Retype the records below exactly as they appear, but leave out any pictures.

++++ RECORDS TO USE

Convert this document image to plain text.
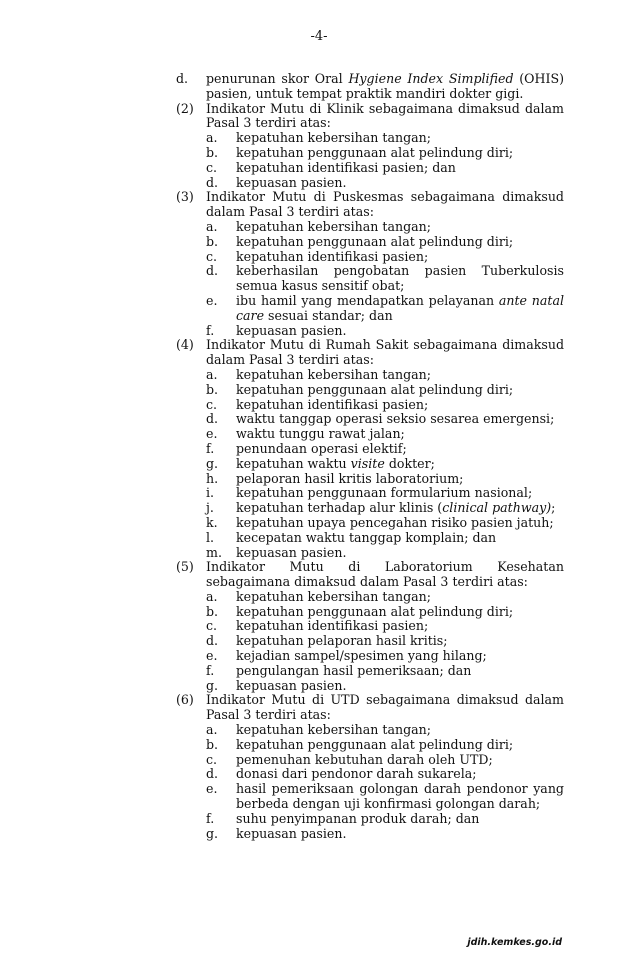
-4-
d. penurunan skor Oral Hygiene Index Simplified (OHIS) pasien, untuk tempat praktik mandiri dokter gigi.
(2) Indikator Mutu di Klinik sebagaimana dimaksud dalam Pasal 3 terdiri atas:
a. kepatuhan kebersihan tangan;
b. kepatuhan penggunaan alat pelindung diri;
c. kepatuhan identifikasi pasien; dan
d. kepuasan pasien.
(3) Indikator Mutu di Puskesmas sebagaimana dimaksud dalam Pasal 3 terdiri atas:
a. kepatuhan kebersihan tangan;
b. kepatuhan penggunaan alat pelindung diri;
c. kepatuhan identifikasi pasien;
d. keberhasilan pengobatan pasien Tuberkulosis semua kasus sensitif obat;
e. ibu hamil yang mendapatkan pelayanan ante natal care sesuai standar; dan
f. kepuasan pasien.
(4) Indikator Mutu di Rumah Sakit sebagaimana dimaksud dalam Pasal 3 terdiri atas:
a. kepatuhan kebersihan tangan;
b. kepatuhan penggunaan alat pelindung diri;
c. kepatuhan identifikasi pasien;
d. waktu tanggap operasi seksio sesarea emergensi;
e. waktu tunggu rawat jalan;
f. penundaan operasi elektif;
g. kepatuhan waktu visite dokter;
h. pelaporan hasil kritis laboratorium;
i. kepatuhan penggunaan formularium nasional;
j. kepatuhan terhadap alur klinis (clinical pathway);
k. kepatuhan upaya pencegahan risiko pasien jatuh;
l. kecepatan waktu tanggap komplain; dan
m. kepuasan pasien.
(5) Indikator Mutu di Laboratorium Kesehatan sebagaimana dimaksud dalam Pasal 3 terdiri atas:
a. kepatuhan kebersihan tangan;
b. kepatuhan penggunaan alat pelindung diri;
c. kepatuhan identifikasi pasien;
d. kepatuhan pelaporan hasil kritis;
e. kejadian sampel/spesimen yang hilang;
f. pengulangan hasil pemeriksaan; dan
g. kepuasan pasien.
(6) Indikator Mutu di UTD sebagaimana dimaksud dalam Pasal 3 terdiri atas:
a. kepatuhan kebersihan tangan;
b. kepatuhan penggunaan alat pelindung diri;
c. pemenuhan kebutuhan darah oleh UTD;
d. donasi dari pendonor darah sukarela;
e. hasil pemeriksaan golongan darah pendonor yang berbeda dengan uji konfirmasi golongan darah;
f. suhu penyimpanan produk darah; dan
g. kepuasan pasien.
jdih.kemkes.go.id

++++++++

• FINISHED ANSWER
Convert this document image to plain text.
-4-
d. penurunan skor Oral Hygiene Index Simplified (OHIS) pasien, untuk tempat praktik mandiri dokter gigi.
(2) Indikator Mutu di Klinik sebagaimana dimaksud dalam Pasal 3 terdiri atas:
a. kepatuhan kebersihan tangan;
b. kepatuhan penggunaan alat pelindung diri;
c. kepatuhan identifikasi pasien; dan
d. kepuasan pasien.
(3) Indikator Mutu di Puskesmas sebagaimana dimaksud dalam Pasal 3 terdiri atas:
a. kepatuhan kebersihan tangan;
b. kepatuhan penggunaan alat pelindung diri;
c. kepatuhan identifikasi pasien;
d. keberhasilan pengobatan pasien Tuberkulosis semua kasus sensitif obat;
e. ibu hamil yang mendapatkan pelayanan ante natal care sesuai standar; dan
f. kepuasan pasien.
(4) Indikator Mutu di Rumah Sakit sebagaimana dimaksud dalam Pasal 3 terdiri atas:
a. kepatuhan kebersihan tangan;
b. kepatuhan penggunaan alat pelindung diri;
c. kepatuhan identifikasi pasien;
d. waktu tanggap operasi seksio sesarea emergensi;
e. waktu tunggu rawat jalan;
f. penundaan operasi elektif;
g. kepatuhan waktu visite dokter;
h. pelaporan hasil kritis laboratorium;
i. kepatuhan penggunaan formularium nasional;
j. kepatuhan terhadap alur klinis (clinical pathway);
k. kepatuhan upaya pencegahan risiko pasien jatuh;
l. kecepatan waktu tanggap komplain; dan
m. kepuasan pasien.
(5) Indikator Mutu di Laboratorium Kesehatan sebagaimana dimaksud dalam Pasal 3 terdiri atas:
a. kepatuhan kebersihan tangan;
b. kepatuhan penggunaan alat pelindung diri;
c. kepatuhan identifikasi pasien;
d. kepatuhan pelaporan hasil kritis;
e. kejadian sampel/spesimen yang hilang;
f. pengulangan hasil pemeriksaan; dan
g. kepuasan pasien.
(6) Indikator Mutu di UTD sebagaimana dimaksud dalam Pasal 3 terdiri atas:
a. kepatuhan kebersihan tangan;
b. kepatuhan penggunaan alat pelindung diri;
c. pemenuhan kebutuhan darah oleh UTD;
d. donasi dari pendonor darah sukarela;
e. hasil pemeriksaan golongan darah pendonor yang berbeda dengan uji konfirmasi golongan darah;
f. suhu penyimpanan produk darah; dan
g. kepuasan pasien.
jdih.kemkes.go.id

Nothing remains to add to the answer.